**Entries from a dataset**
--*--

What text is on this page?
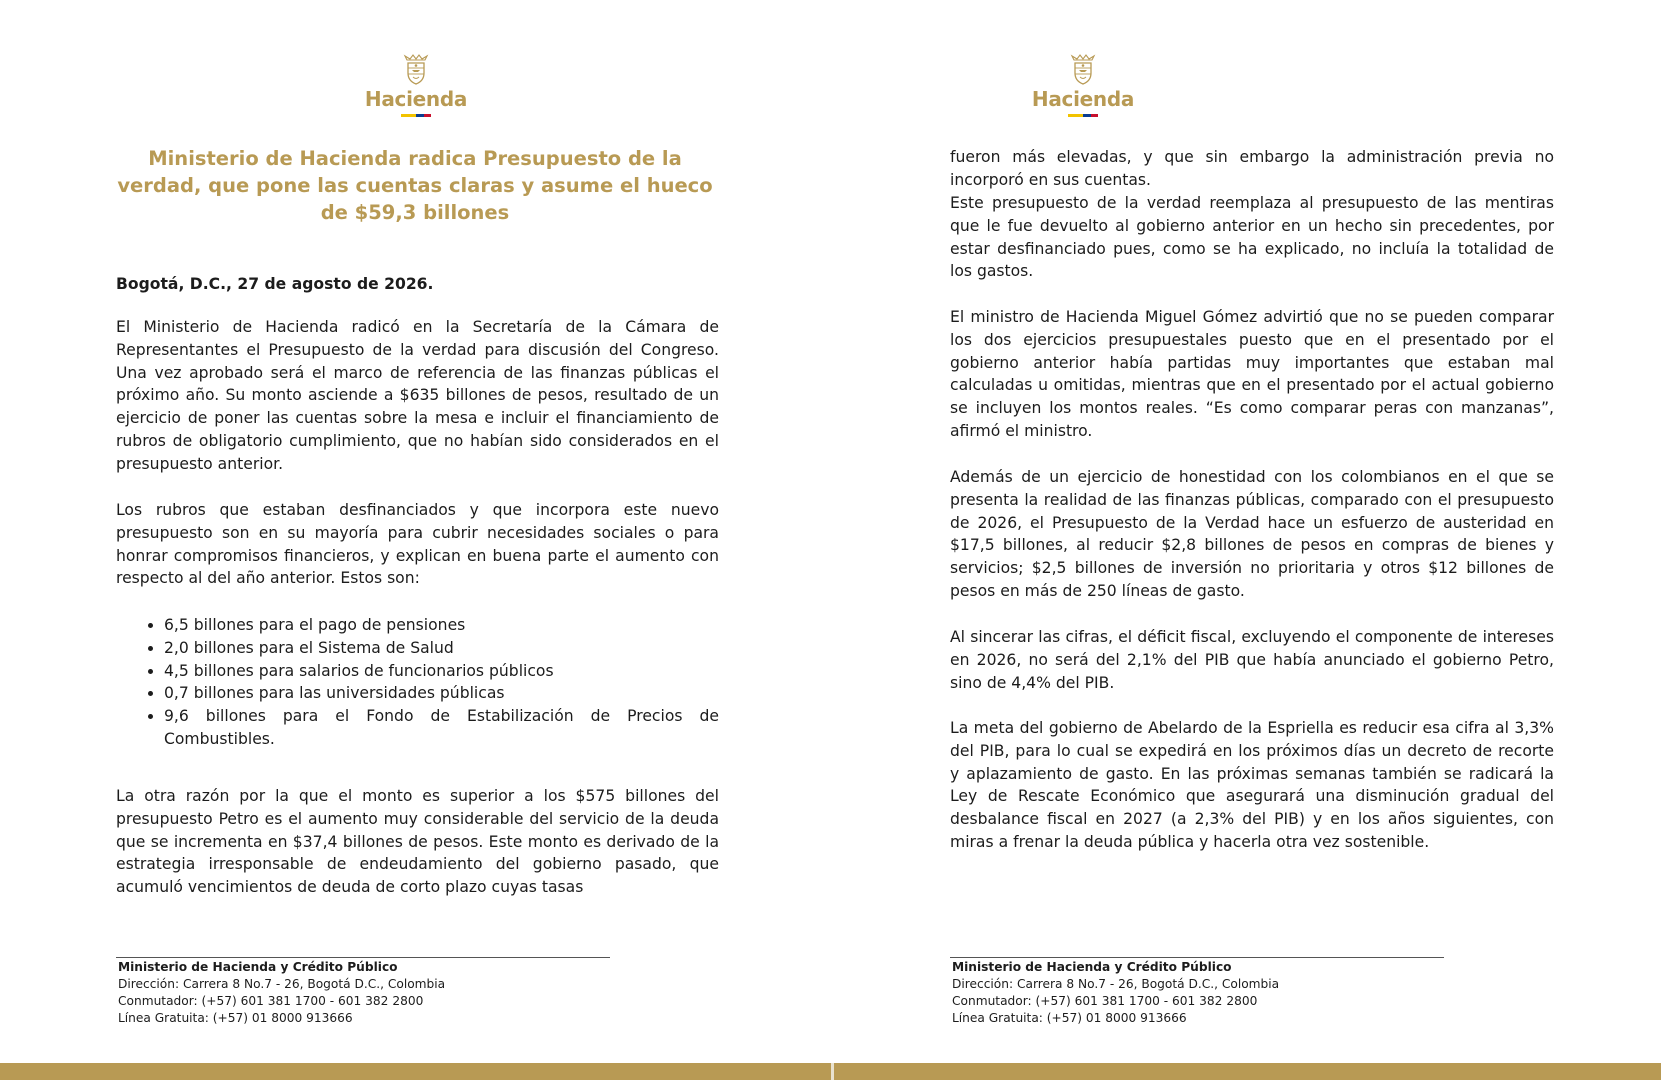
Hacienda
Ministerio de Hacienda radica Presupuesto de la verdad, que pone las cuentas claras y asume el hueco de $59,3 billones

Bogotá, D.C., 27 de agosto de 2026.

El Ministerio de Hacienda radicó en la Secretaría de la Cámara de Representantes el Presupuesto de la verdad para discusión del Congreso. Una vez aprobado será el marco de referencia de las finanzas públicas el próximo año. Su monto asciende a $635 billones de pesos, resultado de un ejercicio de poner las cuentas sobre la mesa e incluir el financiamiento de rubros de obligatorio cumplimiento, que no habían sido considerados en el presupuesto anterior.

Los rubros que estaban desfinanciados y que incorpora este nuevo presupuesto son en su mayoría para cubrir necesidades sociales o para honrar compromisos financieros, y explican en buena parte el aumento con respecto al del año anterior. Estos son:

• 6,5 billones para el pago de pensiones
• 2,0 billones para el Sistema de Salud
• 4,5 billones para salarios de funcionarios públicos
• 0,7 billones para las universidades públicas
• 9,6 billones para el Fondo de Estabilización de Precios de Combustibles.

La otra razón por la que el monto es superior a los $575 billones del presupuesto Petro es el aumento muy considerable del servicio de la deuda que se incrementa en $37,4 billones de pesos. Este monto es derivado de la estrategia irresponsable de endeudamiento del gobierno pasado, que acumuló vencimientos de deuda de corto plazo cuyas tasas

Ministerio de Hacienda y Crédito Público
Dirección: Carrera 8 No.7 - 26, Bogotá D.C., Colombia
Conmutador: (+57) 601 381 1700 - 601 382 2800
Línea Gratuita: (+57) 01 8000 913666
Hacienda

fueron más elevadas, y que sin embargo la administración previa no incorporó en sus cuentas.

Este presupuesto de la verdad reemplaza al presupuesto de las mentiras que le fue devuelto al gobierno anterior en un hecho sin precedentes, por estar desfinanciado pues, como se ha explicado, no incluía la totalidad de los gastos.

El ministro de Hacienda Miguel Gómez advirtió que no se pueden comparar los dos ejercicios presupuestales puesto que en el presentado por el gobierno anterior había partidas muy importantes que estaban mal calculadas u omitidas, mientras que en el presentado por el actual gobierno se incluyen los montos reales. “Es como comparar peras con manzanas”, afirmó el ministro.

Además de un ejercicio de honestidad con los colombianos en el que se presenta la realidad de las finanzas públicas, comparado con el presupuesto de 2026, el Presupuesto de la Verdad hace un esfuerzo de austeridad en $17,5 billones, al reducir $2,8 billones de pesos en compras de bienes y servicios; $2,5 billones de inversión no prioritaria y otros $12 billones de pesos en más de 250 líneas de gasto.

Al sincerar las cifras, el déficit fiscal, excluyendo el componente de intereses en 2026, no será del 2,1% del PIB que había anunciado el gobierno Petro, sino de 4,4% del PIB.

La meta del gobierno de Abelardo de la Espriella es reducir esa cifra al 3,3% del PIB, para lo cual se expedirá en los próximos días un decreto de recorte y aplazamiento de gasto. En las próximas semanas también se radicará la Ley de Rescate Económico que asegurará una disminución gradual del desbalance fiscal en 2027 (a 2,3% del PIB) y en los años siguientes, con miras a frenar la deuda pública y hacerla otra vez sostenible.

Ministerio de Hacienda y Crédito Público
Dirección: Carrera 8 No.7 - 26, Bogotá D.C., Colombia
Conmutador: (+57) 601 381 1700 - 601 382 2800
Línea Gratuita: (+57) 01 8000 913666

--*--

**Set task**
Extract every line containing the string "pesos" from the data above.

**Response below**
El Ministerio de Hacienda radicó en la Secretaría de la Cámara de Representantes el Presupuesto de la verdad para discusión del Congreso. Una vez aprobado será el marco de referencia de las finanzas públicas el próximo año. Su monto asciende a $635 billones de pesos, resultado de un ejercicio de poner las cuentas sobre la mesa e incluir el financiamiento de rubros de obligatorio cumplimiento, que no habían sido considerados en el presupuesto anterior.
La otra razón por la que el monto es superior a los $575 billones del presupuesto Petro es el aumento muy considerable del servicio de la deuda que se incrementa en $37,4 billones de pesos. Este monto es derivado de la estrategia irresponsable de endeudamiento del gobierno pasado, que acumuló vencimientos de deuda de corto plazo cuyas tasas
Además de un ejercicio de honestidad con los colombianos en el que se presenta la realidad de las finanzas públicas, comparado con el presupuesto de 2026, el Presupuesto de la Verdad hace un esfuerzo de austeridad en $17,5 billones, al reducir $2,8 billones de pesos en compras de bienes y servicios; $2,5 billones de inversión no prioritaria y otros $12 billones de pesos en más de 250 líneas de gasto.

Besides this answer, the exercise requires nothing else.